§ Problem to solve: Where a line holds the word "name", copy that line.

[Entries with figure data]
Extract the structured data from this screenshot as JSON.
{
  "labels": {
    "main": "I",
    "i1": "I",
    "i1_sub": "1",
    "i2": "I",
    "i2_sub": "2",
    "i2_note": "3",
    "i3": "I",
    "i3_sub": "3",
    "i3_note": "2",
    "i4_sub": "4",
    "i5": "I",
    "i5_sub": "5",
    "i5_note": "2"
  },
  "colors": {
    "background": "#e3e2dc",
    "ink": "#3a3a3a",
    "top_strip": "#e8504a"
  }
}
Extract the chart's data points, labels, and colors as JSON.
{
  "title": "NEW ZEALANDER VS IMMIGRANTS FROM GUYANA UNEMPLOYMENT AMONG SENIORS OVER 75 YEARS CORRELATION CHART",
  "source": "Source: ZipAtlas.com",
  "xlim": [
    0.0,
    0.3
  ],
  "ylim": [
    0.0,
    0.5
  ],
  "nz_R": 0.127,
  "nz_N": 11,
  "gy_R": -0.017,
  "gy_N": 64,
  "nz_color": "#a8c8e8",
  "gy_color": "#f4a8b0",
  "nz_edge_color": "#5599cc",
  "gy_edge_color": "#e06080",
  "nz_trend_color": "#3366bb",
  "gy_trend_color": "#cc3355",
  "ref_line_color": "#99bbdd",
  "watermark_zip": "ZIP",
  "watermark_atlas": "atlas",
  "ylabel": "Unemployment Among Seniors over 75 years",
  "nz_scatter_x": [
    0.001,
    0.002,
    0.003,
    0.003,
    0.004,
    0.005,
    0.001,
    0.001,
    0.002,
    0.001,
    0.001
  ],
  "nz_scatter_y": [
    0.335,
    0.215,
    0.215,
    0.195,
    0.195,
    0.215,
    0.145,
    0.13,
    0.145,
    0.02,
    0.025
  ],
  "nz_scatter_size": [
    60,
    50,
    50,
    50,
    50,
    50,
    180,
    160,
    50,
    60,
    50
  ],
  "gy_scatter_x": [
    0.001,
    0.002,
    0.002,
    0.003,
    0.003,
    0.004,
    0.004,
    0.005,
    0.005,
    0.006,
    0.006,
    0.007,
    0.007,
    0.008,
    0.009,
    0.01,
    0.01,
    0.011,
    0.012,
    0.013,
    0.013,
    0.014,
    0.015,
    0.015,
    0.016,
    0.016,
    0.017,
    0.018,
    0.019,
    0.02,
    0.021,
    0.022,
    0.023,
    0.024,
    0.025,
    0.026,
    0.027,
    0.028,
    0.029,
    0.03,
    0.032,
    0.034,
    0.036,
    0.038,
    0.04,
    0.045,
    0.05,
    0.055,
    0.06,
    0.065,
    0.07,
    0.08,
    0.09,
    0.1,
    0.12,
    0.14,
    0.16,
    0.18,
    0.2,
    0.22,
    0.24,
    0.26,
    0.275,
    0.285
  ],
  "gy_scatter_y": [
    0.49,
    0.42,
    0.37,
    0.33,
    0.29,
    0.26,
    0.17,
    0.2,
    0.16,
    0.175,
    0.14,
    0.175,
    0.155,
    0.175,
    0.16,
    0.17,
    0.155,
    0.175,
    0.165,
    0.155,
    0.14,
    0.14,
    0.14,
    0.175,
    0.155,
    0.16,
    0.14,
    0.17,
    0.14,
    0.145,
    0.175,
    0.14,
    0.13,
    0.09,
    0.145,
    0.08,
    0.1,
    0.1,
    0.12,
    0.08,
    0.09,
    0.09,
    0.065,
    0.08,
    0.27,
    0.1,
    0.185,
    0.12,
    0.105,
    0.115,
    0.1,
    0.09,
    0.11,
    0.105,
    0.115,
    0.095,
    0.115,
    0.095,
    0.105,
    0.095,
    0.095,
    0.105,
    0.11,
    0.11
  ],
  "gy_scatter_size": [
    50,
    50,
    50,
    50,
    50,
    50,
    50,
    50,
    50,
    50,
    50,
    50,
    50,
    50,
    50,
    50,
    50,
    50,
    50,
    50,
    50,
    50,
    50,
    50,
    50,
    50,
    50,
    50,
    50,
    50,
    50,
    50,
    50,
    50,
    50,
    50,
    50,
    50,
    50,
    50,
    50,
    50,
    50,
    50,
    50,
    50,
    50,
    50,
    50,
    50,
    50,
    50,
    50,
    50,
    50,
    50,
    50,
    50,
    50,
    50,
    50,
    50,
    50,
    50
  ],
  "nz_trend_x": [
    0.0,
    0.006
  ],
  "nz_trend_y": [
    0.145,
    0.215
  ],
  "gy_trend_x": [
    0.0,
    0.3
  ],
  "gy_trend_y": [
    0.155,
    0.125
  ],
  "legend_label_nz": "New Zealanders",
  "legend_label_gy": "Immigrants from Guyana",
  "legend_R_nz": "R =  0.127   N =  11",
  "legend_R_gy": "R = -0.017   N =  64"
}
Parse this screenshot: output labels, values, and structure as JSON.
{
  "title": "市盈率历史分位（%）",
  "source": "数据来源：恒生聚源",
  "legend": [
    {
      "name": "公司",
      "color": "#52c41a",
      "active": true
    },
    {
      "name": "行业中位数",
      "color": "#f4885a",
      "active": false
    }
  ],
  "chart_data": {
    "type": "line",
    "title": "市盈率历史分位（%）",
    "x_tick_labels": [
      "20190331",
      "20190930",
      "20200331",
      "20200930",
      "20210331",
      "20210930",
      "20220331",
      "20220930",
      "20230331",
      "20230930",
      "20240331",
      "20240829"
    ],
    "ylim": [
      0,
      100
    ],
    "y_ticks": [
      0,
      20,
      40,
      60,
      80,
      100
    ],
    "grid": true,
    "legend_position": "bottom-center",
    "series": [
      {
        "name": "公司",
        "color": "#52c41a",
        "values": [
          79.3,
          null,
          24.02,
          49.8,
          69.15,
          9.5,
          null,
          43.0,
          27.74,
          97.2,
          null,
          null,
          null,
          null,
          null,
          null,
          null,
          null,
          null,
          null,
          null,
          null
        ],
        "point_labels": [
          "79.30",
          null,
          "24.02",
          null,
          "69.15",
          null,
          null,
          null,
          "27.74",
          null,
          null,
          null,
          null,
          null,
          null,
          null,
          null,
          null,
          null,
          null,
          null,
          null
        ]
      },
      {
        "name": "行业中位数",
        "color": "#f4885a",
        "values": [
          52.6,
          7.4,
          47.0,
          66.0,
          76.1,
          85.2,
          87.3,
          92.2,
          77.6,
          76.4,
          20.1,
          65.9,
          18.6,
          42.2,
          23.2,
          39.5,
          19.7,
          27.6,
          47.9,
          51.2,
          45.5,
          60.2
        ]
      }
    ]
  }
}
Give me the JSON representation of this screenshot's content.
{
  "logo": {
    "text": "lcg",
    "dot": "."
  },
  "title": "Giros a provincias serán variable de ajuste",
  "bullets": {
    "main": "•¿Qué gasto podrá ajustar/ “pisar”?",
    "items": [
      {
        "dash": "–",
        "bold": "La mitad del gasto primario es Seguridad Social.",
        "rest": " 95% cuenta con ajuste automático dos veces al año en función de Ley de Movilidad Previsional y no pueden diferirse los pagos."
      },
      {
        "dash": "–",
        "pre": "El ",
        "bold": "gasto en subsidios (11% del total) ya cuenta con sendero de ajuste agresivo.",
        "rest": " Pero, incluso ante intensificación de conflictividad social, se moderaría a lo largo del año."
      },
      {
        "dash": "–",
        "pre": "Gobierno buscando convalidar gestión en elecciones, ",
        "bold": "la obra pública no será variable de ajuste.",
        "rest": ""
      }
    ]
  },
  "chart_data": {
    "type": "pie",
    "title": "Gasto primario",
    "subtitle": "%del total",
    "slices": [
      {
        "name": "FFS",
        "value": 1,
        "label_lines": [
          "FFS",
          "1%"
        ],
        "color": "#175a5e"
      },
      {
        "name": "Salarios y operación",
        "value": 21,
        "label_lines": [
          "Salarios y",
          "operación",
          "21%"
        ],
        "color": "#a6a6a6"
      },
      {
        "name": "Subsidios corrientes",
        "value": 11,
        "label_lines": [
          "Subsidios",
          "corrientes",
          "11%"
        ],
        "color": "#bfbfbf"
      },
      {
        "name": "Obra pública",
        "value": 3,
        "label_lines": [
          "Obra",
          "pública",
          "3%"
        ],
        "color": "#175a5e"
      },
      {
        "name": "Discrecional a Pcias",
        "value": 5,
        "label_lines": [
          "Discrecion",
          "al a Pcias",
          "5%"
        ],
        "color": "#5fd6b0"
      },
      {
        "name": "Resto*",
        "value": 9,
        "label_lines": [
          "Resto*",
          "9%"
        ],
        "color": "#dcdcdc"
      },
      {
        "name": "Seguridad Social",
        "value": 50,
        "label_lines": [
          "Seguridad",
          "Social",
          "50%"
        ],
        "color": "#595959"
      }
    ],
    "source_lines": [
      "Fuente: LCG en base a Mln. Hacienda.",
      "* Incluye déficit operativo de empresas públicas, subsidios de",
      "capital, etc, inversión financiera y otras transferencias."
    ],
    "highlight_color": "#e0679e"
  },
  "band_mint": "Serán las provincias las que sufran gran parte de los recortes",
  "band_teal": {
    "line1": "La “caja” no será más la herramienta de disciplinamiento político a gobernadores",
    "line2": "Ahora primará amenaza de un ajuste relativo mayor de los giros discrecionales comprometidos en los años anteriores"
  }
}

§ Exercise output:
      "name": "公司",
      "name": "行业中位数",
        "name": "公司",
        "name": "行业中位数",
        "name": "FFS",
        "name": "Salarios y operación",
        "name": "Subsidios corrientes",
        "name": "Obra pública",
        "name": "Discrecional a Pcias",
        "name": "Resto*",
        "name": "Seguridad Social",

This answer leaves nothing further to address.